[Records of element boundaries]

(begin)

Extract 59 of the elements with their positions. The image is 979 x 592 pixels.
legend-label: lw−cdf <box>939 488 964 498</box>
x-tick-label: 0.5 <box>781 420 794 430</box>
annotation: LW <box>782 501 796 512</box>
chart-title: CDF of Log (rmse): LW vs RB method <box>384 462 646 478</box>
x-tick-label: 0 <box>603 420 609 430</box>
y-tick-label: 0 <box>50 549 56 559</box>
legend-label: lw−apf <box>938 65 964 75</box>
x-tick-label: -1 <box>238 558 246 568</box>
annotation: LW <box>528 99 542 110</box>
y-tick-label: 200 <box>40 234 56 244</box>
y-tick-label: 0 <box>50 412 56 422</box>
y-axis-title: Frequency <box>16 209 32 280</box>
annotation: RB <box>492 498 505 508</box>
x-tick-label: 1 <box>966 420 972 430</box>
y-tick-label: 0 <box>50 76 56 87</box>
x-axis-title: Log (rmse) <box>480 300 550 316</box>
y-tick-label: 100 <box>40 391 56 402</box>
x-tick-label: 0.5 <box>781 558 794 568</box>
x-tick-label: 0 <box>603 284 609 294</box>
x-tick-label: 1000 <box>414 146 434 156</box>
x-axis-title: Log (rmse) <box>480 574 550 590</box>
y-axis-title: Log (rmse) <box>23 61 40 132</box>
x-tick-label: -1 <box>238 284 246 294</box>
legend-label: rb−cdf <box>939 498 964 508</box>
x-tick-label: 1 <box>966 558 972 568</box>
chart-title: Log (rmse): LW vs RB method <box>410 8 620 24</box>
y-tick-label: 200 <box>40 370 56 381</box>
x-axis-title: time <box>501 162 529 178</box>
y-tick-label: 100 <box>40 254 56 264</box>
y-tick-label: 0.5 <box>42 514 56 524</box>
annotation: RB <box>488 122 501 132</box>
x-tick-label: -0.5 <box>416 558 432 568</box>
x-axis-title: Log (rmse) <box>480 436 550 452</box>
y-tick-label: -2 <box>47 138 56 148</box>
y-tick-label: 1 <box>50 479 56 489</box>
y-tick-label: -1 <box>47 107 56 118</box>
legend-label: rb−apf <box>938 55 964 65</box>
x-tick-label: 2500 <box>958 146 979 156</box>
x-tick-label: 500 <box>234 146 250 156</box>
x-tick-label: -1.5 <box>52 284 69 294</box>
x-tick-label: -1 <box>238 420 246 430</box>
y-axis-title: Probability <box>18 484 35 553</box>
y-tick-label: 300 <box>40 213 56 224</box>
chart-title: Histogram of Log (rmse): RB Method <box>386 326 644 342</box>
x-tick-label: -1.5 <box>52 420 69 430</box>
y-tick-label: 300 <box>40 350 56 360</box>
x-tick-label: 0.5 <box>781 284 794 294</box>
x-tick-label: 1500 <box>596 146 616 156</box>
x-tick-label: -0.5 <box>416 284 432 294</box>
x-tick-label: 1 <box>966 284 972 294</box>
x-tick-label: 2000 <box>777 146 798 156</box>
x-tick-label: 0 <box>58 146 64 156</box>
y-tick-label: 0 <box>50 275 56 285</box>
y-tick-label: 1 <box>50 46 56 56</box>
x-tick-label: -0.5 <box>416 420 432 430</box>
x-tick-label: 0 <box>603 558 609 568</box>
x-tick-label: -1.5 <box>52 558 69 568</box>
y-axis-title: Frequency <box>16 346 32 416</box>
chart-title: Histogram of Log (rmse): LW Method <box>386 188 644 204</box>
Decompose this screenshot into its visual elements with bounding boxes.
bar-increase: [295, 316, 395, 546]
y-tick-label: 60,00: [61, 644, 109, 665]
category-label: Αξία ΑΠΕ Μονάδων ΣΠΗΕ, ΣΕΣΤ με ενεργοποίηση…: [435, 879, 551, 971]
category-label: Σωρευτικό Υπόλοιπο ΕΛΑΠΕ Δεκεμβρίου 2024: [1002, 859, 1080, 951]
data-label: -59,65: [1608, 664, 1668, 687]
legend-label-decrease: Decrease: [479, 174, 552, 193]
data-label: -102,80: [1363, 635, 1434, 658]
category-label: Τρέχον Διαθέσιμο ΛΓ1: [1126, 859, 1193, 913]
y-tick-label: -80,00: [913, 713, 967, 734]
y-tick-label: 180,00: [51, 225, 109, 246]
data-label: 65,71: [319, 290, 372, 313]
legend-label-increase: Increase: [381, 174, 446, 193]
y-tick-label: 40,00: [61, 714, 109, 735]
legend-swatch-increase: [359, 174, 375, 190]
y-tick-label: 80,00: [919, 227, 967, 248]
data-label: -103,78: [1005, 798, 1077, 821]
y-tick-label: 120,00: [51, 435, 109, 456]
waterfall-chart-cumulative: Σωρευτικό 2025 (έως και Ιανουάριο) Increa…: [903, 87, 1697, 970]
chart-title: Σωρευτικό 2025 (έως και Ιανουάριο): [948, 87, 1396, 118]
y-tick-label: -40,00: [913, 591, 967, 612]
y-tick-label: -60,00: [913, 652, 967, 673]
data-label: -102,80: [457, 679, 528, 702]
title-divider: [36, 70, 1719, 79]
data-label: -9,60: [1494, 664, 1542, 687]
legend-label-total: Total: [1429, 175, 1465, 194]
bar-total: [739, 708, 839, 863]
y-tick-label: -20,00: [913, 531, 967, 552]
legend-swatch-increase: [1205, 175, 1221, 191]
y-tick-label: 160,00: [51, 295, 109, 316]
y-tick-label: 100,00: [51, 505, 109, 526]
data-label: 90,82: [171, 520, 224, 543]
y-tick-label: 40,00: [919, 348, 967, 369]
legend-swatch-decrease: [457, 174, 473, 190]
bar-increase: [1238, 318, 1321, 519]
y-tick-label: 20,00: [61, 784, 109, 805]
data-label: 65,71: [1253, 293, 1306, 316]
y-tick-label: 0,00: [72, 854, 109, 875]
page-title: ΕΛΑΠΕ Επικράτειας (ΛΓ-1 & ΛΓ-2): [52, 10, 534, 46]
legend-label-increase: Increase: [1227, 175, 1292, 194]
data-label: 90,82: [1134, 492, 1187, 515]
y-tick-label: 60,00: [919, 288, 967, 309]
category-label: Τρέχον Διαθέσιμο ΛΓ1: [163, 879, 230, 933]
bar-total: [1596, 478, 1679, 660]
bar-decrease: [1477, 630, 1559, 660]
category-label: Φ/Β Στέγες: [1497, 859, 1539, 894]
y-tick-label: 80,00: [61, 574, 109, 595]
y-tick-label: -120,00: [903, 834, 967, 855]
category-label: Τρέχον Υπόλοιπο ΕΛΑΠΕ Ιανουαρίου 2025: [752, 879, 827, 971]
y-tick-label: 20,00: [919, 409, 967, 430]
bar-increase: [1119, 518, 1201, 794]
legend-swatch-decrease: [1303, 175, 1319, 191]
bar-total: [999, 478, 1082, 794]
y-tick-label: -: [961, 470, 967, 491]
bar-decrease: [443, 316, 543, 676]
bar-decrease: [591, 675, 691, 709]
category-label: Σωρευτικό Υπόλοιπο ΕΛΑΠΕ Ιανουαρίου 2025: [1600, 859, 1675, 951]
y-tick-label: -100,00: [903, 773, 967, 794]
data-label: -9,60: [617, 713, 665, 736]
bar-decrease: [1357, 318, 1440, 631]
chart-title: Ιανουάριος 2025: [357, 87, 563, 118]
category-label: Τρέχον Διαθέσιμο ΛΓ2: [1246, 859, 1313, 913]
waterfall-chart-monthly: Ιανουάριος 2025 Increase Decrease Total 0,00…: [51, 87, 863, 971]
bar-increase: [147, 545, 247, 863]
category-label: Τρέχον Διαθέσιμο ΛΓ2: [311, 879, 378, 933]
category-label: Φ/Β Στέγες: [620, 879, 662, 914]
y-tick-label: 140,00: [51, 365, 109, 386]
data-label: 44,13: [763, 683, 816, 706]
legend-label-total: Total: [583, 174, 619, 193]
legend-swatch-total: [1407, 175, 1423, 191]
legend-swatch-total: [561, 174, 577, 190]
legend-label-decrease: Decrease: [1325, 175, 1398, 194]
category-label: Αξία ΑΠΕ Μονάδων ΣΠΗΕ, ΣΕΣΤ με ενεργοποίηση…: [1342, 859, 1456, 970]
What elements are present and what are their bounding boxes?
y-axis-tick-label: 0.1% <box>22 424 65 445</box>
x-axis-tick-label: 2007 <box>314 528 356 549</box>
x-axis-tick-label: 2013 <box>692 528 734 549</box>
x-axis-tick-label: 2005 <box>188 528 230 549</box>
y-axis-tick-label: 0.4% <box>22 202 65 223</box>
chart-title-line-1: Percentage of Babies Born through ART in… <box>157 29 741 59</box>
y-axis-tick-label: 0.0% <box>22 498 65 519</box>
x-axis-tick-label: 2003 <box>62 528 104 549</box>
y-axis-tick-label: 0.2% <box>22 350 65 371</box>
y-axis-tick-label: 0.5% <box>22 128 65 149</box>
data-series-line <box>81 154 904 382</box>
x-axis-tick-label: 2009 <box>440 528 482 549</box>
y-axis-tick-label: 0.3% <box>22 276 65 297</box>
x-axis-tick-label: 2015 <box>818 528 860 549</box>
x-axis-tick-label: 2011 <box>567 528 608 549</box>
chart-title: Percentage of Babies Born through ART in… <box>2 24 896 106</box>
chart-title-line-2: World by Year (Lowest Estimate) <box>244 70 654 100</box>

(end)

- [EXERCISE DETAILS]: Pick out every line of the items above that contains the word "Υπόλοιπο" and copy each one in full.

- [SOLUTION TO THE PROBLEM]:
category-label: Σωρευτικό Υπόλοιπο ΕΛΑΠΕ Δεκεμβρίου 2024: [1002, 859, 1080, 951]
category-label: Τρέχον Υπόλοιπο ΕΛΑΠΕ Ιανουαρίου 2025: [752, 879, 827, 971]
category-label: Σωρευτικό Υπόλοιπο ΕΛΑΠΕ Ιανουαρίου 2025: [1600, 859, 1675, 951]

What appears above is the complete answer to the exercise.